┌─ Listed entries
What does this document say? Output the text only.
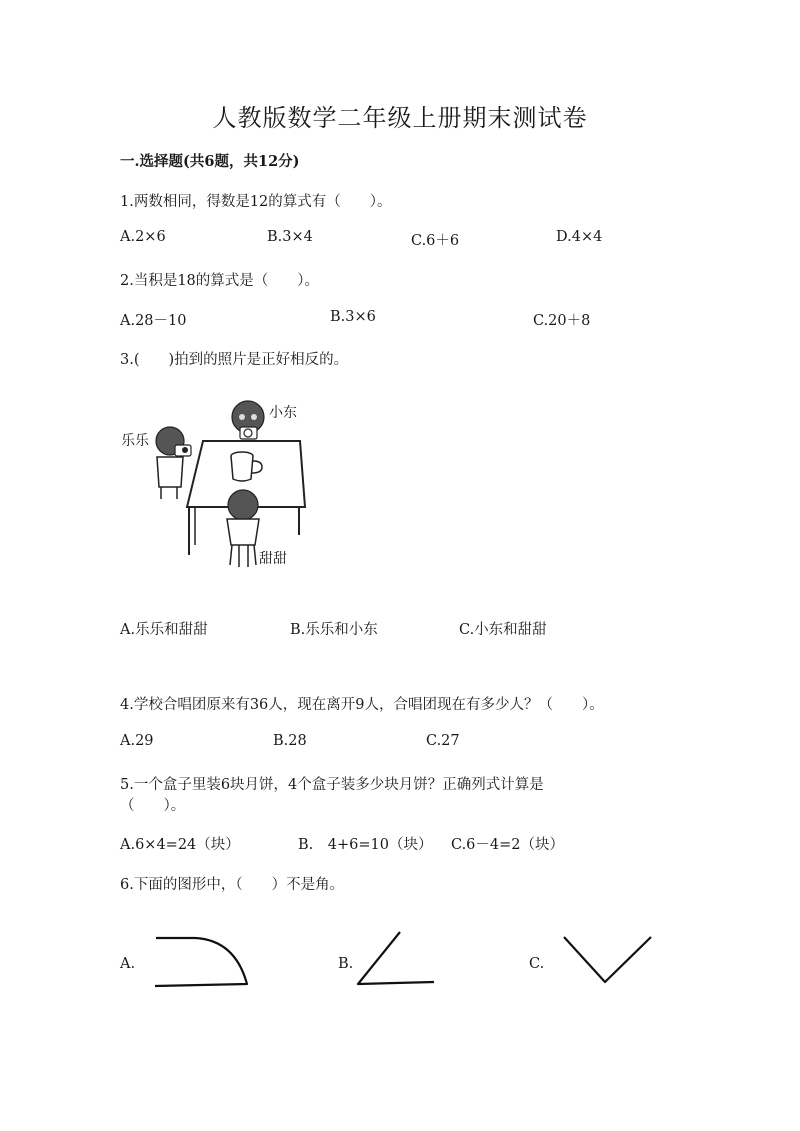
人教版数学二年级上册期末测试卷
一.选择题(共6题，共12分)
1.两数相同，得数是12的算式有（　　）。
A.2×6	B.3×4	C.6＋6	D.4×4
2.当积是18的算式是（　　）。
A.28－10	B.3×6	C.20＋8
3.(　　)拍到的照片是正好相反的。
小东
乐乐
甜甜
A.乐乐和甜甜	B.乐乐和小东	C.小东和甜甜
4.学校合唱团原来有36人，现在离开9人，合唱团现在有多少人？（　　）。
A.29	B.28	C.27
5.一个盒子里装6块月饼，4个盒子装多少块月饼？正确列式计算是
（　　）。
A.6×4=24（块）	B.　4+6=10（块） C.6－4=2（块）
6.下面的图形中，（　　）不是角。
A.	B.	C.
└─
» Task brief:
Reproduce each line of the records exactly, and omit every picture.

» Exercise answer:
What does this document say? Output the text only.
人教版数学二年级上册期末测试卷
一.选择题(共6题，共12分)
1.两数相同，得数是12的算式有（　　）。
A.2×6	B.3×4	C.6＋6	D.4×4
2.当积是18的算式是（　　）。
A.28－10	B.3×6	C.20＋8
3.(　　)拍到的照片是正好相反的。
小东
乐乐
甜甜
A.乐乐和甜甜	B.乐乐和小东	C.小东和甜甜
4.学校合唱团原来有36人，现在离开9人，合唱团现在有多少人？（　　）。
A.29	B.28	C.27
5.一个盒子里装6块月饼，4个盒子装多少块月饼？正确列式计算是
（　　）。
A.6×4=24（块）	B.　4+6=10（块） C.6－4=2（块）
6.下面的图形中，（　　）不是角。
A.	B.	C.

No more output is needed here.